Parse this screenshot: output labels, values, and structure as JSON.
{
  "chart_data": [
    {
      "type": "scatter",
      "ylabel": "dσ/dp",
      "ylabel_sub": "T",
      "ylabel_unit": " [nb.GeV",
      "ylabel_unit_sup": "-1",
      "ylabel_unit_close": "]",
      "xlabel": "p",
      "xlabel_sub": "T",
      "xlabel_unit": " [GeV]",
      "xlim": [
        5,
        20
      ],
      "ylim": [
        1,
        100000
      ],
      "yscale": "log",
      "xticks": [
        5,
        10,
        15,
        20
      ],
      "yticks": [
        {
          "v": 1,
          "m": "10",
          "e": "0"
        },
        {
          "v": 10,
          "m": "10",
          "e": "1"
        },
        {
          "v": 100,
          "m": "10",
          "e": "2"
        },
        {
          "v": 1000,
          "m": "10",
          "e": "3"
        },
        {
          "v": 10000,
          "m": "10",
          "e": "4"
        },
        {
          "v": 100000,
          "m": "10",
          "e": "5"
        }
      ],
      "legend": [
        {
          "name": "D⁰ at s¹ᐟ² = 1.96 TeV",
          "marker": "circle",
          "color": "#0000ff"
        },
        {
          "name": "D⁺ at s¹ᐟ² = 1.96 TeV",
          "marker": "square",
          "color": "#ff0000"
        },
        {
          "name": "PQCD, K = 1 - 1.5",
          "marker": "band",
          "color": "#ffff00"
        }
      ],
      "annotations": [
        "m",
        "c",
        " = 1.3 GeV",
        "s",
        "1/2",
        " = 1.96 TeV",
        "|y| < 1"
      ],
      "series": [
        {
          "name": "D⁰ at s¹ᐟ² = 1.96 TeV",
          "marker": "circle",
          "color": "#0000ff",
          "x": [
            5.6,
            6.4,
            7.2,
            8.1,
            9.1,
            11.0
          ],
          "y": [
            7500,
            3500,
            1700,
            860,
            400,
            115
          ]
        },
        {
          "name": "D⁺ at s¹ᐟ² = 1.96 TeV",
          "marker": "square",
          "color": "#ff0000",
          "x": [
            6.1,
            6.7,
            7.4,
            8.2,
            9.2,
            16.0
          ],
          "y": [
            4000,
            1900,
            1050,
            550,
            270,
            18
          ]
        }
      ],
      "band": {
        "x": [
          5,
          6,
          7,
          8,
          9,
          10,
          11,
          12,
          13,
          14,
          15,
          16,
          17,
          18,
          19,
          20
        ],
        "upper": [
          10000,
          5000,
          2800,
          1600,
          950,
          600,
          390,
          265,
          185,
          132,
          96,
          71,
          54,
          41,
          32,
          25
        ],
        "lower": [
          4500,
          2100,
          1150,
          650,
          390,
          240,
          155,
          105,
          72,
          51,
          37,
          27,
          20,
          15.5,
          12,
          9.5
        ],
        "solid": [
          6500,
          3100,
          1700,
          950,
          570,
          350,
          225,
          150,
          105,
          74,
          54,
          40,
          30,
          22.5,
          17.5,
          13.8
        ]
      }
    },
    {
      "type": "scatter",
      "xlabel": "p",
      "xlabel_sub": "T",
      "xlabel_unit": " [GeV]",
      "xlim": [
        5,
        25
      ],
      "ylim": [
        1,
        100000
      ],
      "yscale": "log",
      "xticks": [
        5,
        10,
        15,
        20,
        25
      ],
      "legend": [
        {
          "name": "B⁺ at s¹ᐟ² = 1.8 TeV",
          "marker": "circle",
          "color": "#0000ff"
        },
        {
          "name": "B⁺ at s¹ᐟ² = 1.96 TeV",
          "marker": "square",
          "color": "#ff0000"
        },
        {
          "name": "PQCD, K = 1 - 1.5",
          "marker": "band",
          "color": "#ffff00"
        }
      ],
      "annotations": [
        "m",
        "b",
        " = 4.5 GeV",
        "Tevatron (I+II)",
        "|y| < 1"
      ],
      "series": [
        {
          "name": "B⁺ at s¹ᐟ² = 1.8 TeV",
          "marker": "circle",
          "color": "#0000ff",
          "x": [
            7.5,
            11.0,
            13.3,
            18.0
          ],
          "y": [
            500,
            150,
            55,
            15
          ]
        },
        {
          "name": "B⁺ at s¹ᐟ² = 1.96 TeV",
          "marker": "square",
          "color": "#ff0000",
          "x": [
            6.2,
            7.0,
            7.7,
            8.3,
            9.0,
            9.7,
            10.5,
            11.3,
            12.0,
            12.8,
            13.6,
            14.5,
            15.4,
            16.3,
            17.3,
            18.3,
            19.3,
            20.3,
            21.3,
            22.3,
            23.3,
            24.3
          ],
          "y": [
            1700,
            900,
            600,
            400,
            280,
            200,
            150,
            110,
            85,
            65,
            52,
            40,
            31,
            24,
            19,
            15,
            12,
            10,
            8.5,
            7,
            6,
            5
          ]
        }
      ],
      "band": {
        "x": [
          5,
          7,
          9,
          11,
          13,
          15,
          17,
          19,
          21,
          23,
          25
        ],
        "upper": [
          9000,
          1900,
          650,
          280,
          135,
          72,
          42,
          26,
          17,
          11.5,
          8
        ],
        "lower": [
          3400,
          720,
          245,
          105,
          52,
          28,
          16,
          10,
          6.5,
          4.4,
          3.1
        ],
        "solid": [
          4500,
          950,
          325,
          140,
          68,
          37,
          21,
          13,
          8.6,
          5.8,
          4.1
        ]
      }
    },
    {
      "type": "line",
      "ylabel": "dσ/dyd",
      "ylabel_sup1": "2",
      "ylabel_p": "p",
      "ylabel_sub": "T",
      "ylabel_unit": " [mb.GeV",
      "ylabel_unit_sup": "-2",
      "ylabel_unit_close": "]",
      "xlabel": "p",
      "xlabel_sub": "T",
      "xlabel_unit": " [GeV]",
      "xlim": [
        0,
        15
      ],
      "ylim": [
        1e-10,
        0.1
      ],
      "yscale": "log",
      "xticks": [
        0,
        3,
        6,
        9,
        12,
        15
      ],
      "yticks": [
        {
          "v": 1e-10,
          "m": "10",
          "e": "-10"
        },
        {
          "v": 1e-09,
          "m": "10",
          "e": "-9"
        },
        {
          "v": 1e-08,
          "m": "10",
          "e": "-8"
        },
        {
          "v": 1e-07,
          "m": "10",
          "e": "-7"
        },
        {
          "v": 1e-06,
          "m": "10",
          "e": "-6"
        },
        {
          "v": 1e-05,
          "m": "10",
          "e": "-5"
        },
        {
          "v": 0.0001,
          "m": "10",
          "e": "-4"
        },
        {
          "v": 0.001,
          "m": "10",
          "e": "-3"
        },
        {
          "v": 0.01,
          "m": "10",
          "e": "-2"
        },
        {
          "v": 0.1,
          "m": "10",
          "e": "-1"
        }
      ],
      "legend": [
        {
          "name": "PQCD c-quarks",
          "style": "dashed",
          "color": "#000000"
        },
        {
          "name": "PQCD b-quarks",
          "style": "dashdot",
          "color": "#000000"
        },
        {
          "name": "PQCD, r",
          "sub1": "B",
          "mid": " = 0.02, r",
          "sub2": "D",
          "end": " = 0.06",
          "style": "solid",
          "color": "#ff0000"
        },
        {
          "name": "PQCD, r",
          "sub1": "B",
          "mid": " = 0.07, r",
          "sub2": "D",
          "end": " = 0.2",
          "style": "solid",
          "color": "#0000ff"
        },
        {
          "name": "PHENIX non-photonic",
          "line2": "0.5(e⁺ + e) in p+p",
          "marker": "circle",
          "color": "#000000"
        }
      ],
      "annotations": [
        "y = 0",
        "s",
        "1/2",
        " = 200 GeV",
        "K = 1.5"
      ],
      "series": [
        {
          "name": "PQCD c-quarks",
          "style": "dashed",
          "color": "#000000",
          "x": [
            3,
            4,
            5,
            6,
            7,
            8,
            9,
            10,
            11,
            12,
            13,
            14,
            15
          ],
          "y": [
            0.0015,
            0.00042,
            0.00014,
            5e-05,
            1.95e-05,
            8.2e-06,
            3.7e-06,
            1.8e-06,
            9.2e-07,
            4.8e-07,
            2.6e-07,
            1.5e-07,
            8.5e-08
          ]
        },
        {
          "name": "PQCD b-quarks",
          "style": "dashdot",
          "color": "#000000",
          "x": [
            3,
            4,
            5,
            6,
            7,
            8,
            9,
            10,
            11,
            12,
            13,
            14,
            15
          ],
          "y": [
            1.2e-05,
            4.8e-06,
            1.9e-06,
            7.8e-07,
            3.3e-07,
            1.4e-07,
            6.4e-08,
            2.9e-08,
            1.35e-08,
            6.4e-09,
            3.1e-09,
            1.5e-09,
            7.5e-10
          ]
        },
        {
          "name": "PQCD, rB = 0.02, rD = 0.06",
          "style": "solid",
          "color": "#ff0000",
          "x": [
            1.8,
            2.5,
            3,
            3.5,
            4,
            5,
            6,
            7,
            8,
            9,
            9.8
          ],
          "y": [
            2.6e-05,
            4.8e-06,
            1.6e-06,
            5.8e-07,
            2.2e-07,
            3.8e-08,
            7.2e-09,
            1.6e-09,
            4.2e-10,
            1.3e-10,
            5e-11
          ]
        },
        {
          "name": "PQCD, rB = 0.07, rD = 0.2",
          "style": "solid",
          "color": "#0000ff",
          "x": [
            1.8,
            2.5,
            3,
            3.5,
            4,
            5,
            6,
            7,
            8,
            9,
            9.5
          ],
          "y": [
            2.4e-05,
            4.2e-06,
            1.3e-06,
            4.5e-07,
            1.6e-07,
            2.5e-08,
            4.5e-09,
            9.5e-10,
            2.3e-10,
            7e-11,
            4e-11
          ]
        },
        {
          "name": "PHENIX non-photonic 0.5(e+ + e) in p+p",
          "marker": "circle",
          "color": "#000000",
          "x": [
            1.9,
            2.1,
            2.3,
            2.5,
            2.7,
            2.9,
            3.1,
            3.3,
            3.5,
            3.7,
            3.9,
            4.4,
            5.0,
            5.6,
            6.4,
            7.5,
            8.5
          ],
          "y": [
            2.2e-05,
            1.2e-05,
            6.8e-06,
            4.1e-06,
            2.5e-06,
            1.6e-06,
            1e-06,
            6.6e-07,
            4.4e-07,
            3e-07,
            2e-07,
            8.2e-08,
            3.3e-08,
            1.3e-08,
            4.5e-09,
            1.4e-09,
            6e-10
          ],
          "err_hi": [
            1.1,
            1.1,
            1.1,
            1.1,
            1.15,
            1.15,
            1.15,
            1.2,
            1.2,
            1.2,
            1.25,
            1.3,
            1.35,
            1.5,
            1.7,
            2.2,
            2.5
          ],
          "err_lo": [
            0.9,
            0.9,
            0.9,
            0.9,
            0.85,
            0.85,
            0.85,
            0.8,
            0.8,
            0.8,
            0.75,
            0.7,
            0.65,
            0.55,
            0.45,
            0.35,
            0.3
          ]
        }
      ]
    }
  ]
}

(INSTRUCTION): Locate and copy each line in the data above that includes the word "photonic".

(ANSWER):
          "name": "PHENIX non-photonic",
          "name": "PHENIX non-photonic 0.5(e+ + e) in p+p",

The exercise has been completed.